> [What you have to do] Set out every line bearing the string "text".
=== Material for the task ===
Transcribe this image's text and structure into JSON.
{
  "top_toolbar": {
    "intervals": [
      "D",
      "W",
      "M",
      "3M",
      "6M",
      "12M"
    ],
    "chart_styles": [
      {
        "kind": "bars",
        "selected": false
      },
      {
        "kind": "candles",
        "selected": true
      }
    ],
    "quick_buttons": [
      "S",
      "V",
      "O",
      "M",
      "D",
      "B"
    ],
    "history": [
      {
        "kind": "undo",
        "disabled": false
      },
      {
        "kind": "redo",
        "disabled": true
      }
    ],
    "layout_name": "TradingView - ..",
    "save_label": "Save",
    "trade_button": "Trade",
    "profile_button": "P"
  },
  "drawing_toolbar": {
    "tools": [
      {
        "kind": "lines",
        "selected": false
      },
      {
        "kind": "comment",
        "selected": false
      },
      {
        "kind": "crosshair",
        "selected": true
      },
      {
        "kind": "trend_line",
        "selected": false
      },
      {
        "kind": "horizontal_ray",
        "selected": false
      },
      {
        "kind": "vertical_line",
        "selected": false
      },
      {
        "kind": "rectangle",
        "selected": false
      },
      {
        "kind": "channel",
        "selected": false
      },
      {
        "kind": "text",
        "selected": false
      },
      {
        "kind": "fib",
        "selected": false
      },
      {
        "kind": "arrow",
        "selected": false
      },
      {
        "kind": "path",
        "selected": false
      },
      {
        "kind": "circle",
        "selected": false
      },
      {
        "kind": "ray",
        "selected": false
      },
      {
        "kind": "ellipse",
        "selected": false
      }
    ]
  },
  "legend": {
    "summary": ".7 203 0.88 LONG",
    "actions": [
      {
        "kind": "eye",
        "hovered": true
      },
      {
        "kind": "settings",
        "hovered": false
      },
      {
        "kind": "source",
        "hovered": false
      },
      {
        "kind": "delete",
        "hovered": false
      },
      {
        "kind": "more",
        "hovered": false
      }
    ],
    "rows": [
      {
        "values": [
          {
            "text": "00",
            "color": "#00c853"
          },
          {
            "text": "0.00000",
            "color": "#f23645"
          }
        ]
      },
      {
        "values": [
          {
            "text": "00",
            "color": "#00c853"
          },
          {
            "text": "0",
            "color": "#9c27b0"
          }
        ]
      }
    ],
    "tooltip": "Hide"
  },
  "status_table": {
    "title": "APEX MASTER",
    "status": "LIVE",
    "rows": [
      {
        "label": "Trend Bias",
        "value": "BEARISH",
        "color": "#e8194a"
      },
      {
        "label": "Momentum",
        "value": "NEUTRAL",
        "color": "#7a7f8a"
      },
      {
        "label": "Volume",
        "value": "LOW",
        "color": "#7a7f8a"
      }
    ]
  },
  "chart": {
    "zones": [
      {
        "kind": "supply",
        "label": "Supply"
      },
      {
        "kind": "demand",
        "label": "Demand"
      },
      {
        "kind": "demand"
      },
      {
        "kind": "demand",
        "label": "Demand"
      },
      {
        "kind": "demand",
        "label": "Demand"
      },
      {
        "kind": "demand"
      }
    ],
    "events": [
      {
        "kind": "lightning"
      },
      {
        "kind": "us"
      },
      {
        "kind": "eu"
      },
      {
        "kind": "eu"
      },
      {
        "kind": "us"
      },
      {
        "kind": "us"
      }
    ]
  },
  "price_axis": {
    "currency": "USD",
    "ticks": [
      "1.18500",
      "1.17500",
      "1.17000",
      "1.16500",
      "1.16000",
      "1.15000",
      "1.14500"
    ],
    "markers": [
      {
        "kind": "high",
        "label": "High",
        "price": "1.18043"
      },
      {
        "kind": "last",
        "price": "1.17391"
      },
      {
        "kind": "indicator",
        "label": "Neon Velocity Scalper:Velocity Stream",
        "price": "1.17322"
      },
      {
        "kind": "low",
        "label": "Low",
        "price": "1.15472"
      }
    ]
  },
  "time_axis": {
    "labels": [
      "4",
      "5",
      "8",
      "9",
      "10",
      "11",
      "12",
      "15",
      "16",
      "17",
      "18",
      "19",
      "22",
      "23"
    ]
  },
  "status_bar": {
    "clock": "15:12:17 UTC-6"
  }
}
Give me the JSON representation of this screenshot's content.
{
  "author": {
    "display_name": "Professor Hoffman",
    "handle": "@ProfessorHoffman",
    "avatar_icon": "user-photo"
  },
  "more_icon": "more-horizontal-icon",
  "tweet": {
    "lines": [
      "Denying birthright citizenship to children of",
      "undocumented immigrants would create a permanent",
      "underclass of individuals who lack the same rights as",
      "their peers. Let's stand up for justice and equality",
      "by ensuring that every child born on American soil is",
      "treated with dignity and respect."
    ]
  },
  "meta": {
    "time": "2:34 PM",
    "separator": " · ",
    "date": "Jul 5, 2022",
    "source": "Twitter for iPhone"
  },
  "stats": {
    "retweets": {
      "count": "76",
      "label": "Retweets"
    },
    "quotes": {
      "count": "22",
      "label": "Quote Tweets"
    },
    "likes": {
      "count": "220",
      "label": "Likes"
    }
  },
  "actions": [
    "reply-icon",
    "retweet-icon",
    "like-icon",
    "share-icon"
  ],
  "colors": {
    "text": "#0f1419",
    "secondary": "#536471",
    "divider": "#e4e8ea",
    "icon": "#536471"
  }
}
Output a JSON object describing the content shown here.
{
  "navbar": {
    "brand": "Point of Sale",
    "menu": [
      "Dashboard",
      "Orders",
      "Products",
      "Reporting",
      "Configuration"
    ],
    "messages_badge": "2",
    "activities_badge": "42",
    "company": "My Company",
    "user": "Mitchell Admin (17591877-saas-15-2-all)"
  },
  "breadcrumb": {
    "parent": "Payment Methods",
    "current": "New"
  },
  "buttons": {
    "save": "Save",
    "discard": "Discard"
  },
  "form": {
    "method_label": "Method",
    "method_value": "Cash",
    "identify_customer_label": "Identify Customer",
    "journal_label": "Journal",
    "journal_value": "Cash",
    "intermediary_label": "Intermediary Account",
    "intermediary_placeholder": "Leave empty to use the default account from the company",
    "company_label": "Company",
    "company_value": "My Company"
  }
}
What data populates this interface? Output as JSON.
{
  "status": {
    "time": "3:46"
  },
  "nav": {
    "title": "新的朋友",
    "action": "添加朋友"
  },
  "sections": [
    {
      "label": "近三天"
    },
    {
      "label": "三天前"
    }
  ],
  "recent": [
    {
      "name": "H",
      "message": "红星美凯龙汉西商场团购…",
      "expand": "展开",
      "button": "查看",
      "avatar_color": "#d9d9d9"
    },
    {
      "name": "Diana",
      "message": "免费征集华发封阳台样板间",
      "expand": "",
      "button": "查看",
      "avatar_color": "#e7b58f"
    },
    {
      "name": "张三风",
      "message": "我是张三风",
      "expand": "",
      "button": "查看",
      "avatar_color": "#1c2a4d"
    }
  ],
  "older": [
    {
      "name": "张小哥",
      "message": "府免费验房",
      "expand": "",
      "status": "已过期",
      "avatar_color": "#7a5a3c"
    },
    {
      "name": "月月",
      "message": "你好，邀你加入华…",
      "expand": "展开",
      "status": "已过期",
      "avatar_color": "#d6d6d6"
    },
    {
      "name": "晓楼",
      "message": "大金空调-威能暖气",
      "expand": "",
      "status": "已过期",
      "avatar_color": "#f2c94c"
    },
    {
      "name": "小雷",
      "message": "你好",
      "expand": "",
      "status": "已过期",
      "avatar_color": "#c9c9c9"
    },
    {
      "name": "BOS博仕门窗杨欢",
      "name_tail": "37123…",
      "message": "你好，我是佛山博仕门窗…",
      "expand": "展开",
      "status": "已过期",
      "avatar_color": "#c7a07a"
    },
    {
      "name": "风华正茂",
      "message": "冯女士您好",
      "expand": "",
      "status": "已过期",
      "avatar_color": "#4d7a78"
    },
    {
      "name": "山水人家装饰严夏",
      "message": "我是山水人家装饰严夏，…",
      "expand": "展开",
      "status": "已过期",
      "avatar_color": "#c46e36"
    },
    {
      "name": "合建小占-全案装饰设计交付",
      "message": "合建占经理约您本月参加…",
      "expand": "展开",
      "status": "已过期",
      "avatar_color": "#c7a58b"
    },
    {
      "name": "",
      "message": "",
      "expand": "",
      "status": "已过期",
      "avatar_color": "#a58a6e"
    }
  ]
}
===
> [Written reply]
Transcribe this image's text and structure into JSON.
        "kind": "text",
            "text": "00",
            "text": "0.00000",
            "text": "00",
            "text": "0",
    "text": "#0f1419",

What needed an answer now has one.